# Sunday's Show and Tell...2/12/17..Happy Valentines folks



## jd56 (Feb 12, 2017)

Finally a chance to remind my girl that I do love her more than my bikes, but once Tuesday passes (Valentines Day), I'll probably will be back lying about that huge box hidden in the back of the house. 
...just kidding...I don't lie...[emoji15] 

Let's see what relics you have found from the past week. 
Whether it be bike related or not. 
Please include pictures as we do love pictures!

Sent from my SM-N920V using Tapatalk


----------



## Freqman1 (Feb 12, 2017)

Got this one from a fellow CABE member-Thanks Zack. Mid 20s Columbia Motobike. Originally thought about turning it into an Indian but the bike is nearly complete to include the aluminum pedals so its in an OA bath right now to see if I can save the original maroon and blue finish. Even has the down tube decal as well as frame decals on it. V/r Shawn


----------



## bikeyard (Feb 12, 2017)

Got this this week, and a mens Peerless


----------



## Fat Willy (Feb 12, 2017)

Going to pick this up today.




Sent from my iPhone using Tapatalk


----------



## rustystone2112 (Feb 12, 2017)

(Work to complete):
1) Answer these questions about the show-and-tell thread:
(a) What day of the week does jd56 say Valentines Day falls on?
(b) What bike did Freqman1 get, and from whom?
(c) Besides the first item, what else did bikeyard get this week?
2) Extend the show-and-tell thread past its final line.

(Listed records):
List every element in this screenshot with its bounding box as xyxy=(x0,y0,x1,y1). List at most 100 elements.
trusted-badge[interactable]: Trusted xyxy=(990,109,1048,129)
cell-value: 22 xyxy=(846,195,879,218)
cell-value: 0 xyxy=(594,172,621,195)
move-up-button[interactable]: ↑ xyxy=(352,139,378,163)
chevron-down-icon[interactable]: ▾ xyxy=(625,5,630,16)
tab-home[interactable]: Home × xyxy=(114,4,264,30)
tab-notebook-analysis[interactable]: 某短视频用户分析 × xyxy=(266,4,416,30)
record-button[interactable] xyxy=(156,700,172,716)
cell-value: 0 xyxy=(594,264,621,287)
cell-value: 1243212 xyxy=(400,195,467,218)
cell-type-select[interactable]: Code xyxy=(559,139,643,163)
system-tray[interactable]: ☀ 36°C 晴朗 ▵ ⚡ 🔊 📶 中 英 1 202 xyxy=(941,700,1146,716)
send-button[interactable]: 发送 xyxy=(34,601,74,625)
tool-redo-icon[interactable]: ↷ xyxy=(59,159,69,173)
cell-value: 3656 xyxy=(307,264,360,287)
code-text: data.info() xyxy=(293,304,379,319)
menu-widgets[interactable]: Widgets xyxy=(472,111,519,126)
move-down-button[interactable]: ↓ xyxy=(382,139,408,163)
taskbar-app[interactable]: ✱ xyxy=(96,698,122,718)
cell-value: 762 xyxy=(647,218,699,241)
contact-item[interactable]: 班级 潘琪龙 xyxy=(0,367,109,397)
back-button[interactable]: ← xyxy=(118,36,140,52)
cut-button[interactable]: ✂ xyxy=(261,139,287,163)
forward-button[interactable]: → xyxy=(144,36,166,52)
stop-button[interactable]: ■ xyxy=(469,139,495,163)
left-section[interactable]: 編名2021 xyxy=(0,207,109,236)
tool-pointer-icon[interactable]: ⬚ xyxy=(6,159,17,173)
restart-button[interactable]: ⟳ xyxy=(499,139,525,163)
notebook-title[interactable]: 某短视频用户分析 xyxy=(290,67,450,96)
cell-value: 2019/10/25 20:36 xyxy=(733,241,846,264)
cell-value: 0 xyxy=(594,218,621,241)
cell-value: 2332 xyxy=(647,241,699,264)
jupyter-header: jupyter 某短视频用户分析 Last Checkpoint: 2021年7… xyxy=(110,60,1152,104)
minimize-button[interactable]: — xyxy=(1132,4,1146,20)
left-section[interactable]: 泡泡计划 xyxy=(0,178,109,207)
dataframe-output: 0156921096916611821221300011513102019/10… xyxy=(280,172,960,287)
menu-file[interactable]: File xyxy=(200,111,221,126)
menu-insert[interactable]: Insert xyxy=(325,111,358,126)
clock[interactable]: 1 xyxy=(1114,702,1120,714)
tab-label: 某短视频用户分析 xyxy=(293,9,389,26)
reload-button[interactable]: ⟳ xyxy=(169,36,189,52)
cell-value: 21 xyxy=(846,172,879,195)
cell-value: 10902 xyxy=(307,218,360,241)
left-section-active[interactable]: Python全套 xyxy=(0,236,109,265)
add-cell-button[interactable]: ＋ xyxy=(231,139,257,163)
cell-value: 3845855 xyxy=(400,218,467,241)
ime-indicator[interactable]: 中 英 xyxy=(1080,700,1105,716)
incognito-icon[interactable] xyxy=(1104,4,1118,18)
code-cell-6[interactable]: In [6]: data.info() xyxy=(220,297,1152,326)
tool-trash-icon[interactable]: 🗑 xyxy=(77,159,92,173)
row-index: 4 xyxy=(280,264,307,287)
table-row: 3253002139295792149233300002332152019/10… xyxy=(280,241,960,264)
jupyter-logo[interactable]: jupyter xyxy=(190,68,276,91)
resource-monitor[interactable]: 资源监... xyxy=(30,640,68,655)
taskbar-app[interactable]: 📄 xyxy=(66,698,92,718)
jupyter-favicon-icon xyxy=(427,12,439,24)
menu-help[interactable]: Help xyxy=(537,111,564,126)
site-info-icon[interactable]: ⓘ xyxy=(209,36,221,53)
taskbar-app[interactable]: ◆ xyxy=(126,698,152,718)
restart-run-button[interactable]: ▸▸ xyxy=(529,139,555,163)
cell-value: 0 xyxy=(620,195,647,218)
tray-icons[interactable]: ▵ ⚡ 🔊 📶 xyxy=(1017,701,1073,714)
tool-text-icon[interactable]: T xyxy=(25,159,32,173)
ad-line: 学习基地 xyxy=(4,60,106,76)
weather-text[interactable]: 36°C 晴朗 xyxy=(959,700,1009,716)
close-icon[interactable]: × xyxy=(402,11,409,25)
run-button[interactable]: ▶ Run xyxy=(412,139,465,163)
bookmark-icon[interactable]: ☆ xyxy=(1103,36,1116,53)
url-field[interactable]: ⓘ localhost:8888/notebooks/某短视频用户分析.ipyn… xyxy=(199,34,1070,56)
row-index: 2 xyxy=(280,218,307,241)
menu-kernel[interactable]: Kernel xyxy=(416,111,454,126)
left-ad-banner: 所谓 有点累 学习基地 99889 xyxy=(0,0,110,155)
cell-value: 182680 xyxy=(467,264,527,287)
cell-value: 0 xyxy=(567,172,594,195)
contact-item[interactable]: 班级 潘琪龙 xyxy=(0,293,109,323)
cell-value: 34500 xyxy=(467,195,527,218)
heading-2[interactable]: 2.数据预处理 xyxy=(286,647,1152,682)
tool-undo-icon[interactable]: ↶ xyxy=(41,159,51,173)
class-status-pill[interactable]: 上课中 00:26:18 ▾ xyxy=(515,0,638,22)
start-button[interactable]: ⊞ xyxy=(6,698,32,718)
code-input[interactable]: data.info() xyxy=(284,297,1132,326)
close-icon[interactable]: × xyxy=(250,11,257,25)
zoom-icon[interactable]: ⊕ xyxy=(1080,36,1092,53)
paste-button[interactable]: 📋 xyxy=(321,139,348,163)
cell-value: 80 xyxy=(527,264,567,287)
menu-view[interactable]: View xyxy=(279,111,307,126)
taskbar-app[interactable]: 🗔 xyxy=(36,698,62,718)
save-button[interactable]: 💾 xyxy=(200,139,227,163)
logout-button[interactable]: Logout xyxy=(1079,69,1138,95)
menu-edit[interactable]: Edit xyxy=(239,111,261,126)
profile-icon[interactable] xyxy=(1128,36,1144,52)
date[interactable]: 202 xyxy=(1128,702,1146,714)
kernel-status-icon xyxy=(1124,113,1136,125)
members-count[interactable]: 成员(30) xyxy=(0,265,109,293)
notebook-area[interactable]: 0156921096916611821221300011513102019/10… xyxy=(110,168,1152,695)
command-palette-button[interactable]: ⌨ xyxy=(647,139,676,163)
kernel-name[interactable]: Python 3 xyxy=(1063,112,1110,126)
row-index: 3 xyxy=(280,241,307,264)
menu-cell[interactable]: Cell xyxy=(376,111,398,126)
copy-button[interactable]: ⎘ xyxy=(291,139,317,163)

(Task responses):
1)
(a) Tuesday.
(b) A mid-20s Columbia Motobike, from a fellow CABE member named Zack.
(c) A mens Peerless.

2)
I had a good week, first another 1939 working Plasti-lite, a very nice aluminum Delta battery tube and  circa 1932 Delta Sportster bike lantern from cabe member Flat Tire, thank you Don, also a Delta   Silver Knight the even harder one to find without the wing on top


----------



## John G04 (Feb 12, 2017)

Got this 1964 schwinn typhoon off craigslist and its in pretty decent condition.Found a blue 1977 schwinn varsity in the trash and made a bike badge case out of an old wheel.


----------



## Euphman06 (Feb 12, 2017)

Schwinn is life said:


> Got this 1964 schwinn typhoon off craigslist and its in pretty decent condition.Found a blue 1977 schwinn varsity in the trash and made a bike badge case out of an old wheel.View attachment 421623 View attachment 421625 View attachment 421627 View attachment 421622





Cool idea with the bike wheel! Nice grab on that typhoon, I was thinking about it when I saw it, but didn't feel like making the car ride, lol.


----------



## PCHiggin (Feb 12, 2017)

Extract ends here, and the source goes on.